> _GIVEN REQUEST_
Review the lines that follow and copy each one that contains the word "Viewer".

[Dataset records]
──────────

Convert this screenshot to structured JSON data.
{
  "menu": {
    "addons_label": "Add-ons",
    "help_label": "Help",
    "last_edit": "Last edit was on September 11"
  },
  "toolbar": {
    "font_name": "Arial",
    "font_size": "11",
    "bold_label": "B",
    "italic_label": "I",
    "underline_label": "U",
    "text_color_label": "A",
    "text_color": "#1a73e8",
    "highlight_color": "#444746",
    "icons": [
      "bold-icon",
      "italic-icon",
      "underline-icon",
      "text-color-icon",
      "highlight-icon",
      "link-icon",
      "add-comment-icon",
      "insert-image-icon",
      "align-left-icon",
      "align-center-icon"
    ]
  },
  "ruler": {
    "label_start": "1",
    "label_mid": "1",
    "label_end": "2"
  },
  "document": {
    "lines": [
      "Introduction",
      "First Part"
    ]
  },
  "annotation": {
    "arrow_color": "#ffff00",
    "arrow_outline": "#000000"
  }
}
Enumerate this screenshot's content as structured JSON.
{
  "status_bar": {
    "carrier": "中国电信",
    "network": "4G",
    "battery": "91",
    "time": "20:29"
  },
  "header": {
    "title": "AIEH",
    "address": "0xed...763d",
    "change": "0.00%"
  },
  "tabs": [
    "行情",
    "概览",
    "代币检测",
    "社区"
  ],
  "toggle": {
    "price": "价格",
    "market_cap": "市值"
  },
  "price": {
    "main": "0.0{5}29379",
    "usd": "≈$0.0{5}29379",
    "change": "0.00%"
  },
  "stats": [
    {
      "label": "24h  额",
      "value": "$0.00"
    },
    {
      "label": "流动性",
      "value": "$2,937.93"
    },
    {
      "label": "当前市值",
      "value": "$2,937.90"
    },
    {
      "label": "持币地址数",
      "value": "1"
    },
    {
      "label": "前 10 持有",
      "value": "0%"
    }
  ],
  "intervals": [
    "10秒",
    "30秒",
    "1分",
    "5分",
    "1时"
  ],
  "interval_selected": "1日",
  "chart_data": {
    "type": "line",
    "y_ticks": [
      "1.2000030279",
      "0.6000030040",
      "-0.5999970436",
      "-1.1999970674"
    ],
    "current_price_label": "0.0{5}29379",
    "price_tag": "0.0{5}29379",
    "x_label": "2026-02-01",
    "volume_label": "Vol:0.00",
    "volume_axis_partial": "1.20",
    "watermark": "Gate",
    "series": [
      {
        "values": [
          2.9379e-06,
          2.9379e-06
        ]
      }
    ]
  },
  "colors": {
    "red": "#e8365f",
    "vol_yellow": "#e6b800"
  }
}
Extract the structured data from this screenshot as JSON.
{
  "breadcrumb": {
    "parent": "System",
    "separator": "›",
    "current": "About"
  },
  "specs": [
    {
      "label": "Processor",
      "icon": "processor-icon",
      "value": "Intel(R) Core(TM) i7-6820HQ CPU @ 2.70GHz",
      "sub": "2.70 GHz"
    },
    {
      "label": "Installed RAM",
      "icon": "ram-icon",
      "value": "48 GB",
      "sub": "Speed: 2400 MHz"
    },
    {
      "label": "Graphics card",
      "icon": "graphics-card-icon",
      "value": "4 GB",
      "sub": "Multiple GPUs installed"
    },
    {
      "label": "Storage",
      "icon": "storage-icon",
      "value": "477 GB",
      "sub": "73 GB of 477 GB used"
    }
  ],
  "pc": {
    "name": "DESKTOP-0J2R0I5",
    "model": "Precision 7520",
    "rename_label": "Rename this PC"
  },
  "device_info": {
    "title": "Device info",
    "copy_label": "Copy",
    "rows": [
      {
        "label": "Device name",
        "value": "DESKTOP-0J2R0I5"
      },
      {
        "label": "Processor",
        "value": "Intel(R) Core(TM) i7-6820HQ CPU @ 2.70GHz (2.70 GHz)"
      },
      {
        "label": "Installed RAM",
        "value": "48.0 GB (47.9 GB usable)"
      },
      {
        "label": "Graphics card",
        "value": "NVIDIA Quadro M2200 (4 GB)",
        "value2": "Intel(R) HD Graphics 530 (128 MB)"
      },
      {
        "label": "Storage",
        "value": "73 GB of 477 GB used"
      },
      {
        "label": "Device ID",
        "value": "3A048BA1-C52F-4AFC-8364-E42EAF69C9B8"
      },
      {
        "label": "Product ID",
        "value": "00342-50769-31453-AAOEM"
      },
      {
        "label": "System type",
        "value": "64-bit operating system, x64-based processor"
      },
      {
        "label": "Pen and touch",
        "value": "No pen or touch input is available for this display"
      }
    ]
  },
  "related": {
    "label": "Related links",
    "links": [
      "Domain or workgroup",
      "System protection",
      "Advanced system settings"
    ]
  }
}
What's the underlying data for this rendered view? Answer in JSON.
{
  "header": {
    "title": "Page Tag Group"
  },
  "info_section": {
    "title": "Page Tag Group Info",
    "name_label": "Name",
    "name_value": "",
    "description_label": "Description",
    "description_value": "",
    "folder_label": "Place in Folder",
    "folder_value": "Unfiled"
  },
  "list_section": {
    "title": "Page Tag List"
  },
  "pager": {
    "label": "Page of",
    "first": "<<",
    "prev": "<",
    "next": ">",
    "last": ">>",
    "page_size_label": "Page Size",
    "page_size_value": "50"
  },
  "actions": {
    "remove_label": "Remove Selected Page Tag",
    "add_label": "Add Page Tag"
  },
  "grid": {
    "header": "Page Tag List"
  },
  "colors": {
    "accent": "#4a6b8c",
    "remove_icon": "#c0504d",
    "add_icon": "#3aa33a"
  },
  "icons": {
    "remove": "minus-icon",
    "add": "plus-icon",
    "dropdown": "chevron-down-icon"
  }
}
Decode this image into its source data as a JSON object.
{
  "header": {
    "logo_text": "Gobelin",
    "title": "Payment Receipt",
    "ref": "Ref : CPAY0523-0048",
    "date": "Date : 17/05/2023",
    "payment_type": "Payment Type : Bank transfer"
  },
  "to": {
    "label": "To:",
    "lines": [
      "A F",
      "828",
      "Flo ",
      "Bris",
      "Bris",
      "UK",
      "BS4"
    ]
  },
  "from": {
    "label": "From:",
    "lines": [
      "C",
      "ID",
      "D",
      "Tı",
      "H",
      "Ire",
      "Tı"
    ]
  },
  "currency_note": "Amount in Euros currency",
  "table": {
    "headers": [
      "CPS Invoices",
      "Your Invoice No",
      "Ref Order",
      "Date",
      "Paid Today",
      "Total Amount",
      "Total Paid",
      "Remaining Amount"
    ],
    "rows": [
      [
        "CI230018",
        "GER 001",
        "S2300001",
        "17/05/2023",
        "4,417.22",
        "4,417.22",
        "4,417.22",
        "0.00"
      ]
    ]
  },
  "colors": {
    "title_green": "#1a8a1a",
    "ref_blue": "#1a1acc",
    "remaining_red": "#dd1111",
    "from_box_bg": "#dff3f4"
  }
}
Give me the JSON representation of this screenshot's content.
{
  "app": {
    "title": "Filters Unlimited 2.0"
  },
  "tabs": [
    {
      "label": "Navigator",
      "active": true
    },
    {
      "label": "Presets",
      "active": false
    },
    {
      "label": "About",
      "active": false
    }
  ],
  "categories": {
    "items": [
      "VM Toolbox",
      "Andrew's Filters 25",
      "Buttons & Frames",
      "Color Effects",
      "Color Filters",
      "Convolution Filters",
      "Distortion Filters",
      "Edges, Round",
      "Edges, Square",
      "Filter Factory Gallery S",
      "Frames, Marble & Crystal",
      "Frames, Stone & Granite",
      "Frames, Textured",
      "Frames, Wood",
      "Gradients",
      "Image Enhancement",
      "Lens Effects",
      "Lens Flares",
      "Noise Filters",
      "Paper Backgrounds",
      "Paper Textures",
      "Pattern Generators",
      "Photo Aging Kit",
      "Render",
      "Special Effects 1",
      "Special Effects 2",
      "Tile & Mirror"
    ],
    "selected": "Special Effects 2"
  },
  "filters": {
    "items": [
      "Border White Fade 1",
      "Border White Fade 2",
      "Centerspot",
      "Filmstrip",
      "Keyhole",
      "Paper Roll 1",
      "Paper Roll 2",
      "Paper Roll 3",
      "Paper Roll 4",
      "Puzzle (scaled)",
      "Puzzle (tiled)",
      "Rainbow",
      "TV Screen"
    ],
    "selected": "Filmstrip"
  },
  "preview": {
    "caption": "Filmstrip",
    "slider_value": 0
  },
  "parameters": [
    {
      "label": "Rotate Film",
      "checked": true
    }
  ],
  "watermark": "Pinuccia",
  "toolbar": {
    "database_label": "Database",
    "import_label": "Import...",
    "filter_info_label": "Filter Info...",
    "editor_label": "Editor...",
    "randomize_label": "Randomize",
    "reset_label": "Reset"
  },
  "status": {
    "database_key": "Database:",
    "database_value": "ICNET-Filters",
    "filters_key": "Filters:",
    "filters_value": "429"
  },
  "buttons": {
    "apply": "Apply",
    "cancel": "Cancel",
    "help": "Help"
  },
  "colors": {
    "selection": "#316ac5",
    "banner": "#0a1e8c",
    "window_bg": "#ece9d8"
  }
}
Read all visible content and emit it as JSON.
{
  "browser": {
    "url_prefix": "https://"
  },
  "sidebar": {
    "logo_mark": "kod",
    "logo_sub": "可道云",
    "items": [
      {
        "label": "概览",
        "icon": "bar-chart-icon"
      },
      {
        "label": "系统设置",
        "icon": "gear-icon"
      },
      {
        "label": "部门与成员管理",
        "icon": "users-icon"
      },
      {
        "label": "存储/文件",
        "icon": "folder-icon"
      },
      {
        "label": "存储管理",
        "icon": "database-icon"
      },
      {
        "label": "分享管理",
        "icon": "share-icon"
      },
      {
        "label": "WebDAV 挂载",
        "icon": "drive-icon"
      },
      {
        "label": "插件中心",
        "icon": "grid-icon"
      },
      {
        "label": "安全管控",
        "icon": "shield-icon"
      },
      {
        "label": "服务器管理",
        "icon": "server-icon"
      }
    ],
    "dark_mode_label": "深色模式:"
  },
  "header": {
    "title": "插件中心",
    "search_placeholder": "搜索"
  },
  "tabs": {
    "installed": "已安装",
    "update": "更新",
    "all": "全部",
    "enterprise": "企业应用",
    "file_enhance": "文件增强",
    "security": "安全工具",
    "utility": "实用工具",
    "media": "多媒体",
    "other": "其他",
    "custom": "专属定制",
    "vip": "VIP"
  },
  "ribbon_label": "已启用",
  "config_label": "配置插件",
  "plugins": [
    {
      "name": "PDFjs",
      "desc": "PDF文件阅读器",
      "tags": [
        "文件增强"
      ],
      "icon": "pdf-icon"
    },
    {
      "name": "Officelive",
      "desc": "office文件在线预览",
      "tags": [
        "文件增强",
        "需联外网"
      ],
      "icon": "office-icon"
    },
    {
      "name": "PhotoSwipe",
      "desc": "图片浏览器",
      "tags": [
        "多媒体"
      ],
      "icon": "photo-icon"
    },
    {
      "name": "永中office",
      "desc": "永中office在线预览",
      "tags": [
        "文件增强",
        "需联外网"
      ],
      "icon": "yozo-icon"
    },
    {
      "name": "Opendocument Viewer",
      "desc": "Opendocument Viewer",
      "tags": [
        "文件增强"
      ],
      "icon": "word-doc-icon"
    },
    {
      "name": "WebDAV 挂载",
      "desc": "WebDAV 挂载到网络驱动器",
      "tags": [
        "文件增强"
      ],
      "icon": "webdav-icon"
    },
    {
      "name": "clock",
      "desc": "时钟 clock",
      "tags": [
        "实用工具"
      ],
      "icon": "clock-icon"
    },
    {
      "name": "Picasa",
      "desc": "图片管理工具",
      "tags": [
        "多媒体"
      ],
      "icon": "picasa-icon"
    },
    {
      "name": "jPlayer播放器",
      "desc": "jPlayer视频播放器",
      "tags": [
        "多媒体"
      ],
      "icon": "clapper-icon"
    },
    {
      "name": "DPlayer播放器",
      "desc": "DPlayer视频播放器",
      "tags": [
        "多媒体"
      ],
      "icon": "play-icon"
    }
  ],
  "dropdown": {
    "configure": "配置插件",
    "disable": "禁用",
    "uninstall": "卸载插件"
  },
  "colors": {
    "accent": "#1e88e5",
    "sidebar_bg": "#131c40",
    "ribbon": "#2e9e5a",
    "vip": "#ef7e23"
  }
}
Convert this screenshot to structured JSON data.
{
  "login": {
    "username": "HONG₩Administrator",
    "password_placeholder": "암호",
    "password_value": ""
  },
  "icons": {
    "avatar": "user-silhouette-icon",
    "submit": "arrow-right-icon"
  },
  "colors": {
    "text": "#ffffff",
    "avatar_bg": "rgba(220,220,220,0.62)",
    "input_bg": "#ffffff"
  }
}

──────────

> _RESULT BELOW_
      "name": "Opendocument Viewer",
      "desc": "Opendocument Viewer",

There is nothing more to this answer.